#### Goal of the exercise
Select the lines of the records containing the word "page" and list them.

Stored entries
▬▬▬

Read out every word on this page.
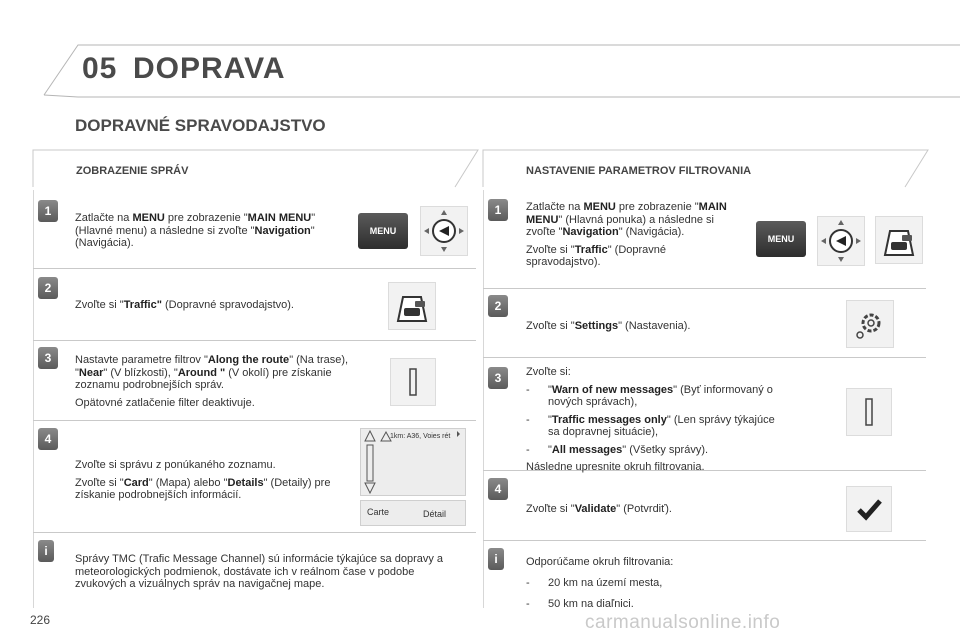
05 DOPRAVA
DOPRAVNÉ SPRAVODAJSTVO
ZOBRAZENIE SPRÁV	NASTAVENIE PARAMETROV FILTROVANIA
1	Zatlačte na MENU pre zobrazenie "MAIN MENU" (Hlavné menu) a následne si zvoľte "Navigation" (Navigácia).

MENU
2

Zvoľte si "Traffic" (Dopravné spravodajstvo).

3	Nastavte parametre filtrov "Along the route" (Na trase), "Near" (V blízkosti), "Around " (V okolí) pre získanie zoznamu podrobnejších správ.

Opätovné zatlačenie filter deaktivuje.

4

Zvoľte si správu z ponúkaného zoznamu.

Zvoľte si "Card" (Mapa) alebo "Details" (Detaily) pre získanie podrobnejších informácií.

1km: A36, Voies rét
Carte	Détail
i

Správy TMC (Trafic Message Channel) sú informácie týkajúce sa dopravy a meteorologických podmienok, dostávate ich v reálnom čase v podobe zvukových a vizuálnych správ na navigačnej mape.

1	Zatlačte na MENU pre zobrazenie "MAIN MENU" (Hlavná ponuka) a následne si zvoľte "Navigation" (Navigácia).

Zvoľte si "Traffic" (Dopravné spravodajstvo).

MENU
2

Zvoľte si "Settings" (Nastavenia).

3	Zvoľte si:

- "Warn of new messages" (Byť informovaný o nových správach),
- "Traffic messages only" (Len správy týkajúce sa dopravnej situácie),
- "All messages" (Všetky správy).

Následne upresnite okruh filtrovania.

4

Zvoľte si "Validate" (Potvrdiť).

i	Odporúčame okruh filtrovania:

- 20 km na území mesta,
- 50 km na diaľnici.
226	carmanualsonline.info
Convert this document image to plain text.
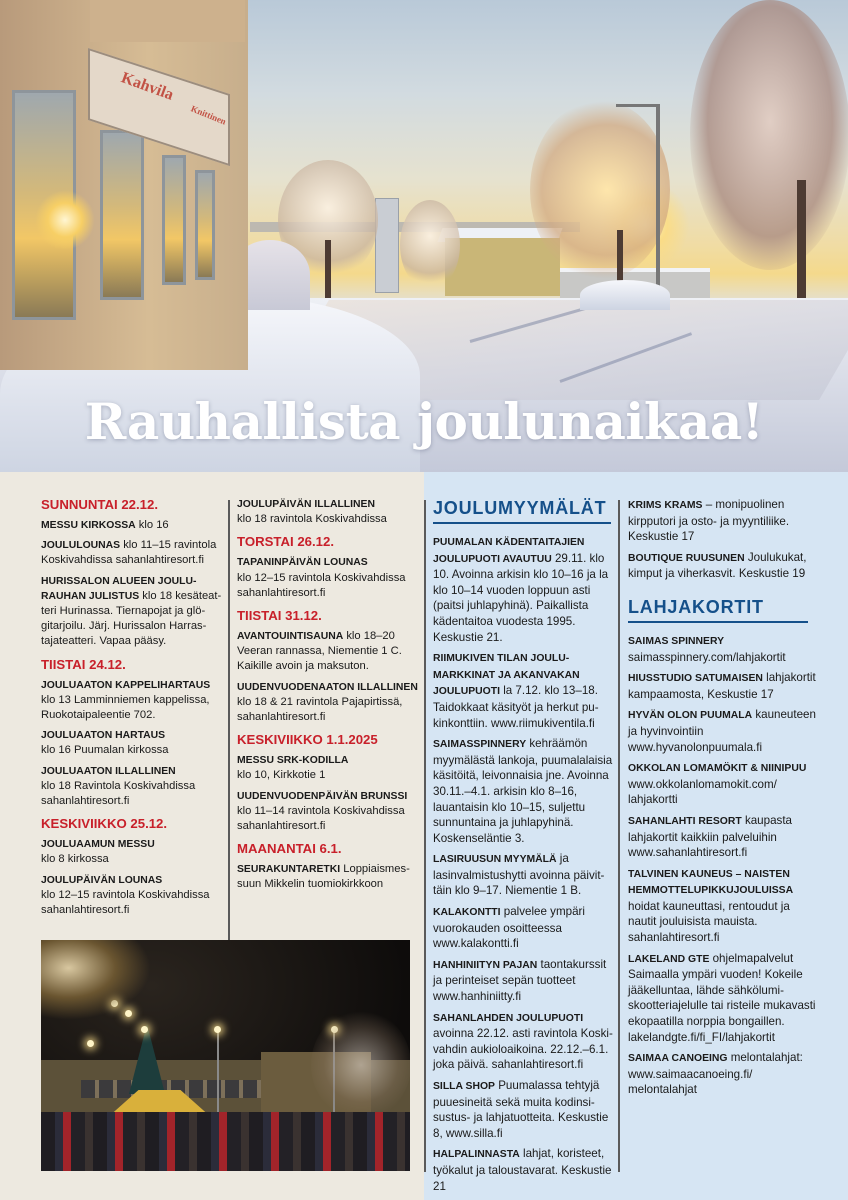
Kahvila
Knittinen
Rauhallista joulunaikaa!
SUNNUNTAI 22.12.

MESSU KIRKOSSA klo 16

JOULULOUNAS klo 11–15 ravintola Koskivahdissa sahanlahtiresort.fi

HURISSALON ALUEEN JOULURAUHAN JULISTUS klo 18 kesäteatteri Hurinassa. Tiernapojat ja glögitarjoilu. Järj. Hurissalon Harrastajateatteri. Vapaa pääsy.

TIISTAI 24.12.

JOULUAATON KAPPELIHARTAUS
klo 13 Lamminniemen kappelissa, Ruokotaipaleentie 702.

JOULUAATON HARTAUS
klo 16 Puumalan kirkossa

JOULUAATON ILLALLINEN
klo 18 Ravintola Koskivahdissa sahanlahtiresort.fi

KESKIVIIKKO 25.12.

JOULUAAMUN MESSU
klo 8 kirkossa

JOULUPÄIVÄN LOUNAS
klo 12–15 ravintola Koskivahdissa sahanlahtiresort.fi

JOULUPÄIVÄN ILLALLINEN
klo 18 ravintola Koskivahdissa

TORSTAI 26.12.

TAPANINPÄIVÄN LOUNAS
klo 12–15 ravintola Koskivahdissa sahanlahtiresort.fi

TIISTAI 31.12.

AVANTOUINTISAUNA klo 18–20 Veeran rannassa, Niementie 1 C. Kaikille avoin ja maksuton.

UUDENVUODENAATON ILLALLINEN
klo 18 & 21 ravintola Pajapirtissä, sahanlahtiresort.fi

KESKIVIIKKO 1.1.2025

MESSU SRK-KODILLA
klo 10, Kirkkotie 1

UUDENVUODENPÄIVÄN BRUNSSI
klo 11–14 ravintola Koskivahdissa sahanlahtiresort.fi

MAANANTAI 6.1.

SEURAKUNTARETKI Loppiaismessuun Mikkelin tuomiokirkkoon

JOULUMYYMÄLÄT

PUUMALAN KÄDENTAITAJIEN JOULUPUOTI AVAUTUU 29.11. klo 10. Avoinna arkisin klo 10–16 ja la klo 10–14 vuoden loppuun asti (paitsi juhlapyhinä). Paikallista kädentaitoa vuodesta 1995. Keskustie 21.

RIIMUKIVEN TILAN JOULUMARKKINAT JA AKANVAKAN JOULUPUOTI la 7.12. klo 13–18. Taidokkaat käsityöt ja herkut pukinkonttiin. www.riimukiventila.fi

SAIMASSPINNERY kehräämön myymälästä lankoja, puumalalaisia käsitöitä, leivonnaisia jne. Avoinna 30.11.–4.1. arkisin klo 8–16, lauantaisin klo 10–15, suljettu sunnuntaina ja juhlapyhinä. Koskenseläntie 3.

LASIRUUSUN MYYMÄLÄ ja lasinvalmistushytti avoinna päivittäin klo 9–17. Niementie 1 B.

KALAKONTTI palvelee ympäri vuorokauden osoitteessa www.kalakontti.fi

HANHINIITYN PAJAN taontakurssit ja perinteiset sepän tuotteet www.hanhiniitty.fi

SAHANLAHDEN JOULUPUOTI avoinna 22.12. asti ravintola Koskivahdin aukioloaikoina. 22.12.–6.1. joka päivä. sahanlahtiresort.fi

SILLA SHOP Puumalassa tehtyjä puuesineitä sekä muita kodinsisustus- ja lahjatuotteita. Keskustie 8, www.silla.fi

HALPALINNASTA lahjat, koristeet, työkalut ja taloustavarat. Keskustie 21

KRIMS KRAMS – monipuolinen kirpputori ja osto- ja myyntiliike. Keskustie 17

BOUTIQUE RUUSUNEN Joulukukat, kimput ja viherkasvit. Keskustie 19

LAHJAKORTIT

SAIMAS SPINNERY saimasspinnery.com/lahjakortit

HIUSSTUDIO SATUMAISEN lahjakortit kampaamosta, Keskustie 17

HYVÄN OLON PUUMALA kauneuteen ja hyvinvointiin www.hyvanolonpuumala.fi

OKKOLAN LOMAMÖKIT & NIINIPUU www.okkolanlomamokit.com/ lahjakortti

SAHANLAHTI RESORT kaupasta lahjakortit kaikkiin palveluihin www.sahanlahtiresort.fi

TALVINEN KAUNEUS – NAISTEN HEMMOTTELUPIKKUJOULUISSA hoidat kauneuttasi, rentoudut ja nautit jouluisista mauista. sahanlahtiresort.fi

LAKELAND GTE ohjelmapalvelut Saimaalla ympäri vuoden! Kokeile jääkelluntaa, lähde sähkölumiskootteriajelulle tai risteile mukavasti ekopaatilla norppia bongaillen. lakelandgte.fi/fi_FI/lahjakortit

SAIMAA CANOEING melontalahjat: www.saimaacanoeing.fi/ melontalahjat
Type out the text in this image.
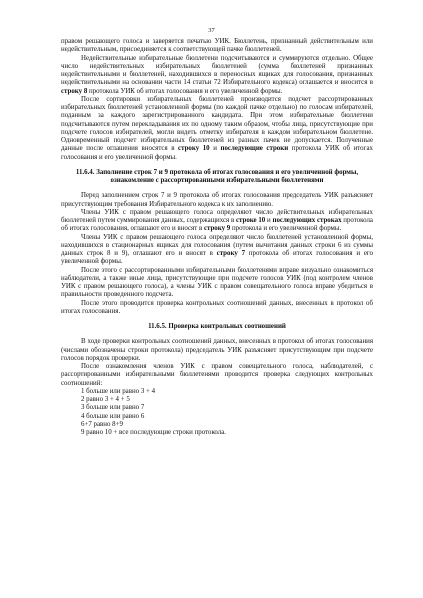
37

правом решающего голоса и заверяется печатью УИК. Бюллетень, признанный действительным или недействительным, присоединяется к соответствующей пачке бюллетеней.

Недействительные избирательные бюллетени подсчитываются и суммируются отдельно. Общее число недействительных избирательных бюллетеней (сумма бюллетеней признанных недействительными и бюллетеней, находившихся в переносных ящиках для голосования, признанных недействительными на основании части 14 статьи 72 Избирательного кодекса) оглашается и вносится в строку 8 протокола УИК об итогах голосования и его увеличенной формы.

После сортировки избирательных бюллетеней производится подсчет рассортированных избирательных бюллетеней установленной формы (по каждой пачке отдельно) по голосам избирателей, поданным за каждого зарегистрированного кандидата. При этом избирательные бюллетени подсчитываются путем перекладывания их по одному таким образом, чтобы лица, присутствующие при подсчете голосов избирателей, могли видеть отметку избирателя в каждом избирательном бюллетене. Одновременный подсчет избирательных бюллетеней из разных пачек не допускается. Полученные данные после оглашения вносятся в строку 10 и последующие строки протокола УИК об итогах голосования и его увеличенной формы.

11.6.4. Заполнение строк 7 и 9 протокола об итогах голосования и его увеличенной формы, ознакомление с рассортированными избирательными бюллетенями

Перед заполнением строк 7 и 9 протокола об итогах голосования председатель УИК разъясняет присутствующим требования Избирательного кодекса к их заполнению.

Члены УИК с правом решающего голоса определяют число действительных избирательных бюллетеней путем суммирования данных, содержащихся в строке 10 и последующих строках протокола об итогах голосования, оглашают его и вносят в строку 9 протокола и его увеличенной формы.

Члены УИК с правом решающего голоса определяют число бюллетеней установленной формы, находившихся в стационарных ящиках для голосования (путем вычитания данных строки 6 из суммы данных строк 8 и 9), оглашают его и вносят в строку 7 протокола об итогах голосования и его увеличенной формы.

После этого с рассортированными избирательными бюллетенями вправе визуально ознакомиться наблюдатели, а также иные лица, присутствующие при подсчете голосов УИК (под контролем членов УИК с правом решающего голоса), а члены УИК с правом совещательного голоса вправе убедиться в правильности проведенного подсчета.

После этого проводится проверка контрольных соотношений данных, внесенных в протокол об итогах голосования.

11.6.5. Проверка контрольных соотношений

В ходе проверки контрольных соотношений данных, внесенных в протокол об итогах голосования (числами обозначены строки протокола) председатель УИК разъясняет присутствующим при подсчете голосов порядок проверки.

После ознакомления членов УИК с правом совещательного голоса, наблюдателей, с рассортированными избирательными бюллетенями проводится проверка следующих контрольных соотношений:

1 больше или равно 3 + 4
2 равно 3 + 4 + 5
3 больше или равно 7
4 больше или равно 6
6+7 равно 8+9
9 равно 10 + все последующие строки протокола.
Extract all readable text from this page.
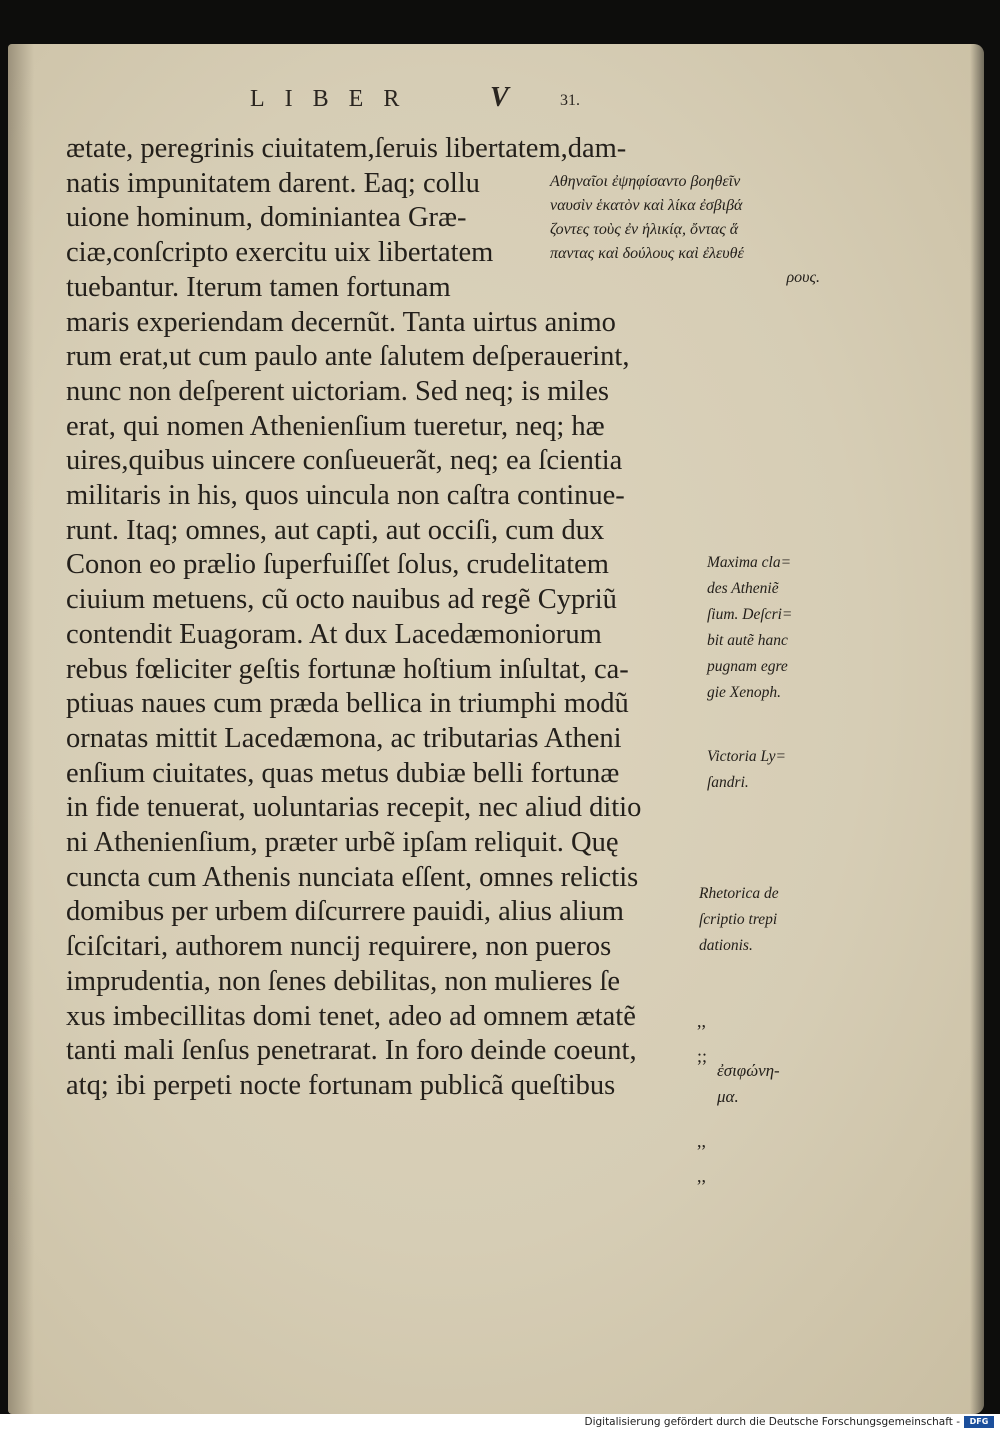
LIBER	V	31.
ætate, peregrinis ciuitatem,ſeruis libertatem,dam-
natis impunitatem darent. Eaq; collu
uione hominum, dominiantea Græ-
ciæ,conſcripto exercitu uix libertatem
tuebantur. Iterum tamen fortunam
maris experiendam decernũt. Tanta uirtus animo
rum erat,ut cum paulo ante ſalutem deſperauerint,
nunc non deſperent uictoriam. Sed neq; is miles
erat, qui nomen Athenienſium tueretur, neq; hæ
uires,quibus uincere conſueuerãt, neq; ea ſcientia
militaris in his, quos uincula non caſtra continue-
runt. Itaq; omnes, aut capti, aut occiſi, cum dux
Conon eo prælio ſuperfuiſſet ſolus, crudelitatem
ciuium metuens, cũ octo nauibus ad regẽ Cypriũ
contendit Euagoram. At dux Lacedæmoniorum
rebus fœliciter geſtis fortunæ hoſtium inſultat, ca-
ptiuas naues cum præda bellica in triumphi modũ
ornatas mittit Lacedæmona, ac tributarias Atheni
enſium ciuitates, quas metus dubiæ belli fortunæ
in fide tenuerat, uoluntarias recepit, nec aliud ditio
ni Athenienſium, præter urbẽ ipſam reliquit. Quę
cuncta cum Athenis nunciata eſſent, omnes relictis
domibus per urbem diſcurrere pauidi, alius alium
ſciſcitari, authorem nuncij requirere, non pueros
imprudentia, non ſenes debilitas, non mulieres ſe
xus imbecillitas domi tenet, adeo ad omnem ætatẽ
tanti mali ſenſus penetrarat. In foro deinde coeunt,
atq; ibi perpeti nocte fortunam publicã queſtibus
Αθηναῖοι ἐψηφίσαντο βοηθεῖν
ναυσὶν ἑκατὸν καὶ λίκα ἐσβιβά
ζοντες τοὺς ἐν ἡλικίᾳ, ὄντας ἅ
παντας καὶ δούλους καὶ ἐλευθέ
ρους.
Maxima cla=
des Atheniẽ
ſium. Deſcri=
bit autẽ hanc
pugnam egre
gie Xenoph.
Victoria Ly=
ſandri.
Rhetorica de
ſcriptio trepi
dationis.
,,
;;

,,
,,
ἐσιφώνη-
μα.
Digitalisierung gefördert durch die Deutsche Forschungsgemeinschaft -	DFG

▬▬▬

#### Task response
Read out every word on this page.
Extract all readable text from this page.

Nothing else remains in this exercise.